▶ RECORDED INFORMATION
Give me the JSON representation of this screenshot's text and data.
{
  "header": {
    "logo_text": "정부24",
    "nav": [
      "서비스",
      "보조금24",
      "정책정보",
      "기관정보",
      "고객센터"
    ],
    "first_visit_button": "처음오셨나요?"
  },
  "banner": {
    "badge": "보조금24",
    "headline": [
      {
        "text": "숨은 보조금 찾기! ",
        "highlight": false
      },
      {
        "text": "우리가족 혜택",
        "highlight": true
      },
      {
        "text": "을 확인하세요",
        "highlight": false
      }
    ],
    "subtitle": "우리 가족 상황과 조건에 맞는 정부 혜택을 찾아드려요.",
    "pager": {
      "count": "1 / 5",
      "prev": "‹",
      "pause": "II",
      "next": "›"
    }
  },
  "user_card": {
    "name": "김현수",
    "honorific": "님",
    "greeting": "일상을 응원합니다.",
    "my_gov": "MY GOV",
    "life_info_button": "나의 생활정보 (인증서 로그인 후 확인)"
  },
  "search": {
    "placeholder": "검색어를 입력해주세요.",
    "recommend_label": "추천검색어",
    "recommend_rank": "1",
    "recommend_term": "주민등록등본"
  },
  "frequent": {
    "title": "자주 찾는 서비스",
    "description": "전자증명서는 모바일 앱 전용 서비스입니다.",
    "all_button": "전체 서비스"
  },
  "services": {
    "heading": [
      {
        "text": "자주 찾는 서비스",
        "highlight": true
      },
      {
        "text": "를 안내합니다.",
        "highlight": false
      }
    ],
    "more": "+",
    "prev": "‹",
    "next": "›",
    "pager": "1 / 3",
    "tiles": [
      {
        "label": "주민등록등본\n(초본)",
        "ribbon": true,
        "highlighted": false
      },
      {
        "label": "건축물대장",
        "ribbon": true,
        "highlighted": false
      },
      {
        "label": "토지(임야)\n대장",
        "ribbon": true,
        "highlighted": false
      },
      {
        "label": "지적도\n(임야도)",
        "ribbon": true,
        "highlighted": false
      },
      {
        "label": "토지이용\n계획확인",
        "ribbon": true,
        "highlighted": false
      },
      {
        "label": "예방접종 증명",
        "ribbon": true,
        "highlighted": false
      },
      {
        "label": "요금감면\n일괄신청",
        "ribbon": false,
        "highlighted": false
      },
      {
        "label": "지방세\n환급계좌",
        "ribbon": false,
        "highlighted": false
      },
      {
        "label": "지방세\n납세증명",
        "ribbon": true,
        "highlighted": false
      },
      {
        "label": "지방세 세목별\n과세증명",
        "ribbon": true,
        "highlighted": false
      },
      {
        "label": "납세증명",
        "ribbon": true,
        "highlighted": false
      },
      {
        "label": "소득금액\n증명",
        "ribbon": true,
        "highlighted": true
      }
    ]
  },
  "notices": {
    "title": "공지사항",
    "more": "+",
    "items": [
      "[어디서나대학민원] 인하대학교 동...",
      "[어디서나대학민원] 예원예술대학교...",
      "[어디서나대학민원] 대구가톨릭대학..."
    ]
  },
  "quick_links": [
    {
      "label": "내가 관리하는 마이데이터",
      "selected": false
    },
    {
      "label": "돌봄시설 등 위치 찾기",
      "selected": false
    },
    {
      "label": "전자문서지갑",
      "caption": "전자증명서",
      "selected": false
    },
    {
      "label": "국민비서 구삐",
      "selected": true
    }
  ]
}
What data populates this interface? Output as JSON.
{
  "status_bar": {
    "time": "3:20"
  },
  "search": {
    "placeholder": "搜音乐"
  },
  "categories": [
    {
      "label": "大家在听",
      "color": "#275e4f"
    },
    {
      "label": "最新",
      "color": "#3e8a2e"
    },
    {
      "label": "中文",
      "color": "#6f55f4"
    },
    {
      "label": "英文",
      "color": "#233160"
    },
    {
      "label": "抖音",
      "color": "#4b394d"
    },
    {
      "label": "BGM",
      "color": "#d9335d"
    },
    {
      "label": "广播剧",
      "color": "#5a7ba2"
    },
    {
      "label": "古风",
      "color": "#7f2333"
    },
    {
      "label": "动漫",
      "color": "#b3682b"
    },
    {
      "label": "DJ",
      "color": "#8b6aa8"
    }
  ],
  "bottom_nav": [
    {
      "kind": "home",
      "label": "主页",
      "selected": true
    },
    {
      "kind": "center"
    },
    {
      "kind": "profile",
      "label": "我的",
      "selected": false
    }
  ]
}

▶ DIRECTION
Give only the number of lines in the material above where the string "this" appears.

▶ THE SOLUTION
2